* **Aim**: Scan the entries below for the word "square". Copy each line that has it.

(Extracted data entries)
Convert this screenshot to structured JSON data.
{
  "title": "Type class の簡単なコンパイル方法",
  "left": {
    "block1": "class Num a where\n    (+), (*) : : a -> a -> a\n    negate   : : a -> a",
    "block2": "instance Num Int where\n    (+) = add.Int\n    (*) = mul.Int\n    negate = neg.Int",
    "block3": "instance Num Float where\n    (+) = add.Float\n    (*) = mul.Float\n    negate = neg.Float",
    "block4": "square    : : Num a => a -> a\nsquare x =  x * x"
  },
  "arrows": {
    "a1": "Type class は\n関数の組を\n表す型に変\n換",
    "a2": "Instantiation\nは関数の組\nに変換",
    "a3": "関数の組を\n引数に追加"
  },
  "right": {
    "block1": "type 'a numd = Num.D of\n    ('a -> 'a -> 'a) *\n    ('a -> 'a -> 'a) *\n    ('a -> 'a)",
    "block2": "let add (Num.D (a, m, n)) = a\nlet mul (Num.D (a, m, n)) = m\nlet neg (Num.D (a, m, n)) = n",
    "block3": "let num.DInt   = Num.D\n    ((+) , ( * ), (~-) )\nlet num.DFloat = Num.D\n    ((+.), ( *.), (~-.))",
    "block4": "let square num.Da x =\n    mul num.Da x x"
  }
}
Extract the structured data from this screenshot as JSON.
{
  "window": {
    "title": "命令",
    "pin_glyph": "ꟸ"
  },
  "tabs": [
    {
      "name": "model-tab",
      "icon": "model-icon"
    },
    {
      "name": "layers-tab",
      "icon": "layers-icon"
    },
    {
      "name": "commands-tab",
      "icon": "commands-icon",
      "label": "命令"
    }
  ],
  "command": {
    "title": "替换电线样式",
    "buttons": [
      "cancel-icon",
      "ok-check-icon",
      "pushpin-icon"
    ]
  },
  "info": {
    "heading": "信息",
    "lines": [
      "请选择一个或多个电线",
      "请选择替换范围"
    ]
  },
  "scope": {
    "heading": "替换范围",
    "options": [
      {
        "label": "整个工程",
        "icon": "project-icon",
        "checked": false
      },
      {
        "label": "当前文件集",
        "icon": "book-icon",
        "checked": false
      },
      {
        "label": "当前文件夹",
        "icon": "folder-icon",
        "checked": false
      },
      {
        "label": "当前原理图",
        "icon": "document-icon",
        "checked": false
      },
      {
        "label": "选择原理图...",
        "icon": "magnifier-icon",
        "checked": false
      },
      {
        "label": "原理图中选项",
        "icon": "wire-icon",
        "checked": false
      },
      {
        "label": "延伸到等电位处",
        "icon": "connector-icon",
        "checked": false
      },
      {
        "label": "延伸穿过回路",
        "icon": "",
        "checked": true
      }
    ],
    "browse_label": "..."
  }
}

* **Solution to the problem**:
    "block4": "square    : : Num a => a -> a\nsquare x =  x * x"
    "block4": "let square num.Da x =\n    mul num.Da x x"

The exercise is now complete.